START DATA FOR THIS TASK

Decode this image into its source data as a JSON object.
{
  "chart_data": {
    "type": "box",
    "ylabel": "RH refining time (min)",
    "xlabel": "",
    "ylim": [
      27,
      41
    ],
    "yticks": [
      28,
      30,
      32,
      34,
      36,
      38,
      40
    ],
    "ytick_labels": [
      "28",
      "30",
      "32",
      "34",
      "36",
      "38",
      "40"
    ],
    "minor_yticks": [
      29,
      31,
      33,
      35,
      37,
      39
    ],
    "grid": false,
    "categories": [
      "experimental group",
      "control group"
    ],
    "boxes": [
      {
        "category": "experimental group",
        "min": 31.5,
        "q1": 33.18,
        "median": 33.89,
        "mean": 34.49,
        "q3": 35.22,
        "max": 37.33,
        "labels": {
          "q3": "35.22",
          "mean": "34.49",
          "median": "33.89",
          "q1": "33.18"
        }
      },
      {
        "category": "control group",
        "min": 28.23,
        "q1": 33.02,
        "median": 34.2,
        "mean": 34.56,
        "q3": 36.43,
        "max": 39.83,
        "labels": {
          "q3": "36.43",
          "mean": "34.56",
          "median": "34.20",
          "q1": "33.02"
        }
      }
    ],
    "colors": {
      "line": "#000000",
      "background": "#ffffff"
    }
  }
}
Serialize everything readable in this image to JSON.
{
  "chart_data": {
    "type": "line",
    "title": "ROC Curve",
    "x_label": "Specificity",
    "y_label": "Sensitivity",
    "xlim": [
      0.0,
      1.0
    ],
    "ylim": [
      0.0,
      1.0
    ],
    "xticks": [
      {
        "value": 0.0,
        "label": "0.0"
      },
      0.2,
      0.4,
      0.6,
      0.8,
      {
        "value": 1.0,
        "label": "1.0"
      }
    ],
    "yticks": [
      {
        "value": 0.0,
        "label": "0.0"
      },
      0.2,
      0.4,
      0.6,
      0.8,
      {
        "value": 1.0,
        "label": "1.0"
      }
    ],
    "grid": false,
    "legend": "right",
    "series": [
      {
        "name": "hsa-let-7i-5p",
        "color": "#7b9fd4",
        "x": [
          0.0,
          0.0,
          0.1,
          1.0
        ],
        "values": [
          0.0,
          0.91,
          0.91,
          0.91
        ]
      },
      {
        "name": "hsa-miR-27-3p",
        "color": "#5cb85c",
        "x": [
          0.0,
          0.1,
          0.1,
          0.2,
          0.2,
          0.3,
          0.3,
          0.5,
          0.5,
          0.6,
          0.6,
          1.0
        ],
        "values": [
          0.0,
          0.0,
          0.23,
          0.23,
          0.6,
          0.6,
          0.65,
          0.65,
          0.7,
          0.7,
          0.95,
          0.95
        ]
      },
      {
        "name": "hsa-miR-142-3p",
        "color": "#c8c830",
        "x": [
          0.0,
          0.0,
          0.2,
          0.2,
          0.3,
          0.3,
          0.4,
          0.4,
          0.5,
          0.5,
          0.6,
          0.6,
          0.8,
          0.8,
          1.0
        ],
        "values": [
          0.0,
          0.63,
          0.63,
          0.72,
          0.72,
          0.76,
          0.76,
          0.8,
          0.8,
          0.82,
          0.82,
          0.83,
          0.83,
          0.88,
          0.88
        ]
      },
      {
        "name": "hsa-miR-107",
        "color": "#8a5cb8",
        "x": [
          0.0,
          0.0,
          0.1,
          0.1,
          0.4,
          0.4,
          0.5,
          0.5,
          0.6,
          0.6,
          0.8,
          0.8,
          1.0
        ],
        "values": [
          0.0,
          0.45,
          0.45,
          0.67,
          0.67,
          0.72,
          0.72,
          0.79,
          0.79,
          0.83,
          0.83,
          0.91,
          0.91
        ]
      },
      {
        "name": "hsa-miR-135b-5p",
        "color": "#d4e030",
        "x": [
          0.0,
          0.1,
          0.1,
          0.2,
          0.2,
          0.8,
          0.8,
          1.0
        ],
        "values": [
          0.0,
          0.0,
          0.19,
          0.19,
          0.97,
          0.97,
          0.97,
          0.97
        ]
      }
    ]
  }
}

END DATA FOR THIS TASK

--- WRITTEN PROBLEM ---
Transcribe the data above in full, exactly.

--- THE REPLY ---
Decode this image into its source data as a JSON object.
{
  "chart_data": {
    "type": "box",
    "ylabel": "RH refining time (min)",
    "xlabel": "",
    "ylim": [
      27,
      41
    ],
    "yticks": [
      28,
      30,
      32,
      34,
      36,
      38,
      40
    ],
    "ytick_labels": [
      "28",
      "30",
      "32",
      "34",
      "36",
      "38",
      "40"
    ],
    "minor_yticks": [
      29,
      31,
      33,
      35,
      37,
      39
    ],
    "grid": false,
    "categories": [
      "experimental group",
      "control group"
    ],
    "boxes": [
      {
        "category": "experimental group",
        "min": 31.5,
        "q1": 33.18,
        "median": 33.89,
        "mean": 34.49,
        "q3": 35.22,
        "max": 37.33,
        "labels": {
          "q3": "35.22",
          "mean": "34.49",
          "median": "33.89",
          "q1": "33.18"
        }
      },
      {
        "category": "control group",
        "min": 28.23,
        "q1": 33.02,
        "median": 34.2,
        "mean": 34.56,
        "q3": 36.43,
        "max": 39.83,
        "labels": {
          "q3": "36.43",
          "mean": "34.56",
          "median": "34.20",
          "q1": "33.02"
        }
      }
    ],
    "colors": {
      "line": "#000000",
      "background": "#ffffff"
    }
  }
}
Serialize everything readable in this image to JSON.
{
  "chart_data": {
    "type": "line",
    "title": "ROC Curve",
    "x_label": "Specificity",
    "y_label": "Sensitivity",
    "xlim": [
      0.0,
      1.0
    ],
    "ylim": [
      0.0,
      1.0
    ],
    "xticks": [
      {
        "value": 0.0,
        "label": "0.0"
      },
      0.2,
      0.4,
      0.6,
      0.8,
      {
        "value": 1.0,
        "label": "1.0"
      }
    ],
    "yticks": [
      {
        "value": 0.0,
        "label": "0.0"
      },
      0.2,
      0.4,
      0.6,
      0.8,
      {
        "value": 1.0,
        "label": "1.0"
      }
    ],
    "grid": false,
    "legend": "right",
    "series": [
      {
        "name": "hsa-let-7i-5p",
        "color": "#7b9fd4",
        "x": [
          0.0,
          0.0,
          0.1,
          1.0
        ],
        "values": [
          0.0,
          0.91,
          0.91,
          0.91
        ]
      },
      {
        "name": "hsa-miR-27-3p",
        "color": "#5cb85c",
        "x": [
          0.0,
          0.1,
          0.1,
          0.2,
          0.2,
          0.3,
          0.3,
          0.5,
          0.5,
          0.6,
          0.6,
          1.0
        ],
        "values": [
          0.0,
          0.0,
          0.23,
          0.23,
          0.6,
          0.6,
          0.65,
          0.65,
          0.7,
          0.7,
          0.95,
          0.95
        ]
      },
      {
        "name": "hsa-miR-142-3p",
        "color": "#c8c830",
        "x": [
          0.0,
          0.0,
          0.2,
          0.2,
          0.3,
          0.3,
          0.4,
          0.4,
          0.5,
          0.5,
          0.6,
          0.6,
          0.8,
          0.8,
          1.0
        ],
        "values": [
          0.0,
          0.63,
          0.63,
          0.72,
          0.72,
          0.76,
          0.76,
          0.8,
          0.8,
          0.82,
          0.82,
          0.83,
          0.83,
          0.88,
          0.88
        ]
      },
      {
        "name": "hsa-miR-107",
        "color": "#8a5cb8",
        "x": [
          0.0,
          0.0,
          0.1,
          0.1,
          0.4,
          0.4,
          0.5,
          0.5,
          0.6,
          0.6,
          0.8,
          0.8,
          1.0
        ],
        "values": [
          0.0,
          0.45,
          0.45,
          0.67,
          0.67,
          0.72,
          0.72,
          0.79,
          0.79,
          0.83,
          0.83,
          0.91,
          0.91
        ]
      },
      {
        "name": "hsa-miR-135b-5p",
        "color": "#d4e030",
        "x": [
          0.0,
          0.1,
          0.1,
          0.2,
          0.2,
          0.8,
          0.8,
          1.0
        ],
        "values": [
          0.0,
          0.0,
          0.19,
          0.19,
          0.97,
          0.97,
          0.97,
          0.97
        ]
      }
    ]
  }
}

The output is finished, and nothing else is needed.